▸ Short problem
Below is a block of records; repeat each one exactly.

==== Supplied records ====

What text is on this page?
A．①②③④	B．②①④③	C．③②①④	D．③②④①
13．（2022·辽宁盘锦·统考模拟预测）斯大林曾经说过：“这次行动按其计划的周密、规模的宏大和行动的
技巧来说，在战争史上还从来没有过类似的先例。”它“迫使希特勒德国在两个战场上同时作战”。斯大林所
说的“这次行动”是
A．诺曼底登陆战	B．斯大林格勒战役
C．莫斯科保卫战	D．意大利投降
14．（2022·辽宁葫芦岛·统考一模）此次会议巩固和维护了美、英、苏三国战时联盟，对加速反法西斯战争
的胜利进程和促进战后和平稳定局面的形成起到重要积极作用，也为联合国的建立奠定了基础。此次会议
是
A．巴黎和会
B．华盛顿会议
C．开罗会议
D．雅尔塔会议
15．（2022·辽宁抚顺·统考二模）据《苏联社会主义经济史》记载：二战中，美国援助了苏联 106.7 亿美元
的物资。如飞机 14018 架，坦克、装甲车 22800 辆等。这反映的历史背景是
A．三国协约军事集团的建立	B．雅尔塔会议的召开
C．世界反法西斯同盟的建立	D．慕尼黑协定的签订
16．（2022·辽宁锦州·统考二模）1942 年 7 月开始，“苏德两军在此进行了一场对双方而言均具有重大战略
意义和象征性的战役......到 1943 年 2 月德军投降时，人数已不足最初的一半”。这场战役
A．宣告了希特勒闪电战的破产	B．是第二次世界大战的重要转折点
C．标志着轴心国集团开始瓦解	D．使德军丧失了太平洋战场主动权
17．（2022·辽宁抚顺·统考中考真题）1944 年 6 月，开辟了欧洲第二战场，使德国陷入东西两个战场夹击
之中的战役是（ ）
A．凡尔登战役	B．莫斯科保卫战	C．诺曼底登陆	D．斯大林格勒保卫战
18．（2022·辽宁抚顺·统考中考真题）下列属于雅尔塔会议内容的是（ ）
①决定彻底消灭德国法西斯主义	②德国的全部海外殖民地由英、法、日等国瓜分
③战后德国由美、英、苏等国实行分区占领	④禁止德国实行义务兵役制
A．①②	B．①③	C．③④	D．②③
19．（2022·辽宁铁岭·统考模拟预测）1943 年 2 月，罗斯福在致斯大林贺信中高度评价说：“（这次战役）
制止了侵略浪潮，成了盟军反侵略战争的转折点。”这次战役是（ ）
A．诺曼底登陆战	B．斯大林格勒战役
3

====

▸ Written solution
What text is on this page?
A．①②③④	B．②①④③	C．③②①④	D．③②④①
13．（2022·辽宁盘锦·统考模拟预测）斯大林曾经说过：“这次行动按其计划的周密、规模的宏大和行动的
技巧来说，在战争史上还从来没有过类似的先例。”它“迫使希特勒德国在两个战场上同时作战”。斯大林所
说的“这次行动”是
A．诺曼底登陆战	B．斯大林格勒战役
C．莫斯科保卫战	D．意大利投降
14．（2022·辽宁葫芦岛·统考一模）此次会议巩固和维护了美、英、苏三国战时联盟，对加速反法西斯战争
的胜利进程和促进战后和平稳定局面的形成起到重要积极作用，也为联合国的建立奠定了基础。此次会议
是
A．巴黎和会
B．华盛顿会议
C．开罗会议
D．雅尔塔会议
15．（2022·辽宁抚顺·统考二模）据《苏联社会主义经济史》记载：二战中，美国援助了苏联 106.7 亿美元
的物资。如飞机 14018 架，坦克、装甲车 22800 辆等。这反映的历史背景是
A．三国协约军事集团的建立	B．雅尔塔会议的召开
C．世界反法西斯同盟的建立	D．慕尼黑协定的签订
16．（2022·辽宁锦州·统考二模）1942 年 7 月开始，“苏德两军在此进行了一场对双方而言均具有重大战略
意义和象征性的战役......到 1943 年 2 月德军投降时，人数已不足最初的一半”。这场战役
A．宣告了希特勒闪电战的破产	B．是第二次世界大战的重要转折点
C．标志着轴心国集团开始瓦解	D．使德军丧失了太平洋战场主动权
17．（2022·辽宁抚顺·统考中考真题）1944 年 6 月，开辟了欧洲第二战场，使德国陷入东西两个战场夹击
之中的战役是（ ）
A．凡尔登战役	B．莫斯科保卫战	C．诺曼底登陆	D．斯大林格勒保卫战
18．（2022·辽宁抚顺·统考中考真题）下列属于雅尔塔会议内容的是（ ）
①决定彻底消灭德国法西斯主义	②德国的全部海外殖民地由英、法、日等国瓜分
③战后德国由美、英、苏等国实行分区占领	④禁止德国实行义务兵役制
A．①②	B．①③	C．③④	D．②③
19．（2022·辽宁铁岭·统考模拟预测）1943 年 2 月，罗斯福在致斯大林贺信中高度评价说：“（这次战役）
制止了侵略浪潮，成了盟军反侵略战争的转折点。”这次战役是（ ）
A．诺曼底登陆战	B．斯大林格勒战役
3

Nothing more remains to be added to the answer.